▶ **Work to do**:
Filter the entries and keep only the lines where the string "geometries" appears.

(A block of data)
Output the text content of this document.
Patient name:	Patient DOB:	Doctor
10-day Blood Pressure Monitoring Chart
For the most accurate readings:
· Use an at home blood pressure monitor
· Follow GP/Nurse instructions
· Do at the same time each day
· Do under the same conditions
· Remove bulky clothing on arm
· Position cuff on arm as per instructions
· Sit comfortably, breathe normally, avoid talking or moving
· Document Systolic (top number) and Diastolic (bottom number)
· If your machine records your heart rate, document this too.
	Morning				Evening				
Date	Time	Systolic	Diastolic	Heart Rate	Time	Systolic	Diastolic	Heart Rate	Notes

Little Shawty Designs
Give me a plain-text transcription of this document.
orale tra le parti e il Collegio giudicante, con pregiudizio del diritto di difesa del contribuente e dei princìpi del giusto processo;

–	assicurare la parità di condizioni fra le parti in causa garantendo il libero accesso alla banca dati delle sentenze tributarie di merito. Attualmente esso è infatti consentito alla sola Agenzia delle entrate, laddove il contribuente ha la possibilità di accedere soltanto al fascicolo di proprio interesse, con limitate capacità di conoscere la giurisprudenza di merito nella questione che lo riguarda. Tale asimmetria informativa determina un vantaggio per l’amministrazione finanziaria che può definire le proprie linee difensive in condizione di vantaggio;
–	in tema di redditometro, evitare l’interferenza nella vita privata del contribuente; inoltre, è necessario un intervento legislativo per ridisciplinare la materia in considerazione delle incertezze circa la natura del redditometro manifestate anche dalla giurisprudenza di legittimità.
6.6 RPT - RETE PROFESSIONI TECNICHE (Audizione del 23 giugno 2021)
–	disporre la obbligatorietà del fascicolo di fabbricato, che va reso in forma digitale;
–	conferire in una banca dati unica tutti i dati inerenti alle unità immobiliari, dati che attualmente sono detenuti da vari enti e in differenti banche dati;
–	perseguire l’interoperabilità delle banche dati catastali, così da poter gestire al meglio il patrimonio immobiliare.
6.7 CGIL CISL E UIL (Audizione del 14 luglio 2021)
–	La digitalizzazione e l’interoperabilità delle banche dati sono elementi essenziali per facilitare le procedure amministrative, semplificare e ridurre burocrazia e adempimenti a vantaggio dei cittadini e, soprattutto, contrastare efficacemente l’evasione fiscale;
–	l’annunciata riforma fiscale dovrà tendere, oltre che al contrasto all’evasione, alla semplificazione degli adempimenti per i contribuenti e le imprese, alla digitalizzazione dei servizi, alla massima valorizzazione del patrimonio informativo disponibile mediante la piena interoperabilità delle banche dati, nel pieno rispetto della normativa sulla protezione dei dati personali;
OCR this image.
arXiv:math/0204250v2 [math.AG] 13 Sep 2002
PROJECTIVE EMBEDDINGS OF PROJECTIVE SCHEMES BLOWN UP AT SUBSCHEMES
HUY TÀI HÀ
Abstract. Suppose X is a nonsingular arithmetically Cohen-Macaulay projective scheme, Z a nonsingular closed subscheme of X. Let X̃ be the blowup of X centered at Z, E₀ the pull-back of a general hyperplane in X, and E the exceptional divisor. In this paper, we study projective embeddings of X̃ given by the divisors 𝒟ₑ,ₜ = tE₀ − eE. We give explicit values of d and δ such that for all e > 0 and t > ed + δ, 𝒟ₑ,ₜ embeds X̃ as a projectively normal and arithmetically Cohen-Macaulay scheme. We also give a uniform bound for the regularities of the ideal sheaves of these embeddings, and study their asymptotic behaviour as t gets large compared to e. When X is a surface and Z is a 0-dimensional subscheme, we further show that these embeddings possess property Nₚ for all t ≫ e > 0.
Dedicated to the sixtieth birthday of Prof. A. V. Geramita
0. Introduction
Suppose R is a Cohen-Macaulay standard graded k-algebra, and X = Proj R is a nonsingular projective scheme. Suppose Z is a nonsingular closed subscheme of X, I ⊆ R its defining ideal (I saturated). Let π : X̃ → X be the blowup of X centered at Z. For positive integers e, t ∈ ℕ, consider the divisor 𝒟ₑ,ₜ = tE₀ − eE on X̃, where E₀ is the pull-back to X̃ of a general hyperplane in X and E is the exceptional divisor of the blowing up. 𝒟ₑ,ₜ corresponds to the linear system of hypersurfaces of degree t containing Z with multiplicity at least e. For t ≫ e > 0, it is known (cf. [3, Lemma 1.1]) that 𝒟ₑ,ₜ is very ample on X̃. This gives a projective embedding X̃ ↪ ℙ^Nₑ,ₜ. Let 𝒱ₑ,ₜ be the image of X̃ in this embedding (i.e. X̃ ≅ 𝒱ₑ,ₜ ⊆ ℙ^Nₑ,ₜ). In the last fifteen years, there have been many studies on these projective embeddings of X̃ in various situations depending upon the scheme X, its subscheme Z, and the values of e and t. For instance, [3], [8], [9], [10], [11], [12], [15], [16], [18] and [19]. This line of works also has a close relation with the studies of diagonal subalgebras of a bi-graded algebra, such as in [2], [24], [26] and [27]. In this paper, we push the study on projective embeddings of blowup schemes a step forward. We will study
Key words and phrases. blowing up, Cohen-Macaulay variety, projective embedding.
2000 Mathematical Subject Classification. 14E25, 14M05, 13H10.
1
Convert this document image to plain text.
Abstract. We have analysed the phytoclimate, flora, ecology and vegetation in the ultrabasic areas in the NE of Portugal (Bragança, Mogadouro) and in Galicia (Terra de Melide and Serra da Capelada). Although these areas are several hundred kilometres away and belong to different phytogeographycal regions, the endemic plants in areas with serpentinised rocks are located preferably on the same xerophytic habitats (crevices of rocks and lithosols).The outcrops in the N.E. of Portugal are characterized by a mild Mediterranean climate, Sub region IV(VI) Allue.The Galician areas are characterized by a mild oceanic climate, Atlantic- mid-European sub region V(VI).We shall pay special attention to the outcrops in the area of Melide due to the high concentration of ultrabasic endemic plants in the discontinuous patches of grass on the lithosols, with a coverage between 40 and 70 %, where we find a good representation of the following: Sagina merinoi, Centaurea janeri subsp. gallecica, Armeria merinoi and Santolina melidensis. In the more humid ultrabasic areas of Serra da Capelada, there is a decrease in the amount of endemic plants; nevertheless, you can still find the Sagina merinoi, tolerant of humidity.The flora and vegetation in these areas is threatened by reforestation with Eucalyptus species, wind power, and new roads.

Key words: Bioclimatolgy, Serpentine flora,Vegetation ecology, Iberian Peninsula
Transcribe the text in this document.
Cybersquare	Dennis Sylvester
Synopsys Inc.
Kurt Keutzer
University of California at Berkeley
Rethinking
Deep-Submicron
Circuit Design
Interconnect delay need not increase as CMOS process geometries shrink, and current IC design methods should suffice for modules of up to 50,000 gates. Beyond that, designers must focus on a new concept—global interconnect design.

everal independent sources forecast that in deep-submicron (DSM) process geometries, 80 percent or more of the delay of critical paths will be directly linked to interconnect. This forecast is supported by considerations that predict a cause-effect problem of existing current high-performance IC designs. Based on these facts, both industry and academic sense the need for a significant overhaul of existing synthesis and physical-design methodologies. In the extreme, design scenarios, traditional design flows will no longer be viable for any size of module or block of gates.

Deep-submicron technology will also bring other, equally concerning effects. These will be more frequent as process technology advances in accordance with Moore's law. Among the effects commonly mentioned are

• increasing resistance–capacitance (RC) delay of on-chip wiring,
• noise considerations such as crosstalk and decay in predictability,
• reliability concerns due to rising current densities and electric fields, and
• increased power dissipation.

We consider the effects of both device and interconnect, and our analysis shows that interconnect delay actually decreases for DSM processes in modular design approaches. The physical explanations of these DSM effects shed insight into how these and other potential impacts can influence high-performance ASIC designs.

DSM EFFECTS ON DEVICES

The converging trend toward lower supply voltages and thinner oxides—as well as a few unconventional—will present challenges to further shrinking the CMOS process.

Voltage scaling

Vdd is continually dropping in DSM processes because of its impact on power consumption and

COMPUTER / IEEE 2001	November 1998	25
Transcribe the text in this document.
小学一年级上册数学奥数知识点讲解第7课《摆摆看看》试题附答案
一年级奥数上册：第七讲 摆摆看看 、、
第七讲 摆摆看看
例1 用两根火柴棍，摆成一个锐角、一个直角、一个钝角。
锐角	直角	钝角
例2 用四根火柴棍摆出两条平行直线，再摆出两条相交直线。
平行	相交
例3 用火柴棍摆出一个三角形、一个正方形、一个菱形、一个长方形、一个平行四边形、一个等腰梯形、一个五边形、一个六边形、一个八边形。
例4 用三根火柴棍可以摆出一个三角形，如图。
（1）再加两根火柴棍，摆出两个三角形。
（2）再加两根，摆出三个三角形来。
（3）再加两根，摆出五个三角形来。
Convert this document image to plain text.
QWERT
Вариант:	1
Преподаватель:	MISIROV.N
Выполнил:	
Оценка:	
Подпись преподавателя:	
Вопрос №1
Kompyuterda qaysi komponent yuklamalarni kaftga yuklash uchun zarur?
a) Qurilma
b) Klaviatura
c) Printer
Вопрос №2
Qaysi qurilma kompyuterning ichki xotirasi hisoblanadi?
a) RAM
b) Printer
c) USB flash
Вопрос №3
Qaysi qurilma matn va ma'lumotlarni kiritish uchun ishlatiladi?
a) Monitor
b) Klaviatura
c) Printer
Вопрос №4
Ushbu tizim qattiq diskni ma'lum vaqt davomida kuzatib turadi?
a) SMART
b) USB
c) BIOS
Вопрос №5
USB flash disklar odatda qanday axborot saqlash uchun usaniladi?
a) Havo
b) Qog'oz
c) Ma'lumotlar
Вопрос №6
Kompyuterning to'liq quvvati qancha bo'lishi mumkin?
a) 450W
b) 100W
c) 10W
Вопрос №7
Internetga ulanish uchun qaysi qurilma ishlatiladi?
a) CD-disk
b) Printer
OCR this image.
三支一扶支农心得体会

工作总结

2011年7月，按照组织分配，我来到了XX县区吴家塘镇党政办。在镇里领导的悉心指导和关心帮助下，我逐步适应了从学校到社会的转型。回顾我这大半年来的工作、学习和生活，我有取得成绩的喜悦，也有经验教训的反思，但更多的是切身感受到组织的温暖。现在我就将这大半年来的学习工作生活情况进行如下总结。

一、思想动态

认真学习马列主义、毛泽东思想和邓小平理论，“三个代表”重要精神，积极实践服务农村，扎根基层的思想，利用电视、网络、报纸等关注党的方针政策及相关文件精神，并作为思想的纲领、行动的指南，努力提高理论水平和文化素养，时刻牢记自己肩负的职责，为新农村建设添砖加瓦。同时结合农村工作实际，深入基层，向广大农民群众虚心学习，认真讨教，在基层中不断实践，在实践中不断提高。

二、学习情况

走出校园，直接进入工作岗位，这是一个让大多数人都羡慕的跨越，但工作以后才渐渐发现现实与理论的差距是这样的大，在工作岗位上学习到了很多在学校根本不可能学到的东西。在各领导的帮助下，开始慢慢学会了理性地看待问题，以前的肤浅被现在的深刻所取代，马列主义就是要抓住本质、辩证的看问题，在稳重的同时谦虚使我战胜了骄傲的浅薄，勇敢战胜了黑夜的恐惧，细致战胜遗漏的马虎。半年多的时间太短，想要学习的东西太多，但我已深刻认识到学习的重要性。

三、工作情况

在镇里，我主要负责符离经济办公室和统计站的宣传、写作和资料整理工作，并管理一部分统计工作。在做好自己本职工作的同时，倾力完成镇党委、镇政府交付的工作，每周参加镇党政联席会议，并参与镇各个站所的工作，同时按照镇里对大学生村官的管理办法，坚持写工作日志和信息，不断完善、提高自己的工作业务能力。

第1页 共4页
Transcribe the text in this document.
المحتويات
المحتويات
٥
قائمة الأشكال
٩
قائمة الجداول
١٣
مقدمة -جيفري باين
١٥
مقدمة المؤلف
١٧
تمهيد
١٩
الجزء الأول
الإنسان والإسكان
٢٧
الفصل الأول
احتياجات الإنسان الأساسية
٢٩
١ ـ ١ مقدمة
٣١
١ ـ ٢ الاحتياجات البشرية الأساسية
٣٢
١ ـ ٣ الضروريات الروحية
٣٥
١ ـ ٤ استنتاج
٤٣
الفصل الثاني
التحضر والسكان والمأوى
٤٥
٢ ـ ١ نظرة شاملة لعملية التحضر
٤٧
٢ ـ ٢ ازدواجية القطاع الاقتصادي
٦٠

▶ **Expected answer**:
Interconnect delay need not increase as CMOS process geometries shrink, and current IC design methods should suffice for modules of up to 50,000 gates. Beyond that, designers must focus on a new concept—global interconnect design.
everal independent sources forecast that in deep-submicron (DSM) process geometries, 80 percent or more of the delay of critical paths will be directly linked to interconnect. This forecast is supported by considerations that predict a cause-effect problem of existing current high-performance IC designs. Based on these facts, both industry and academic sense the need for a significant overhaul of existing synthesis and physical-design methodologies. In the extreme, design scenarios, traditional design flows will no longer be viable for any size of module or block of gates.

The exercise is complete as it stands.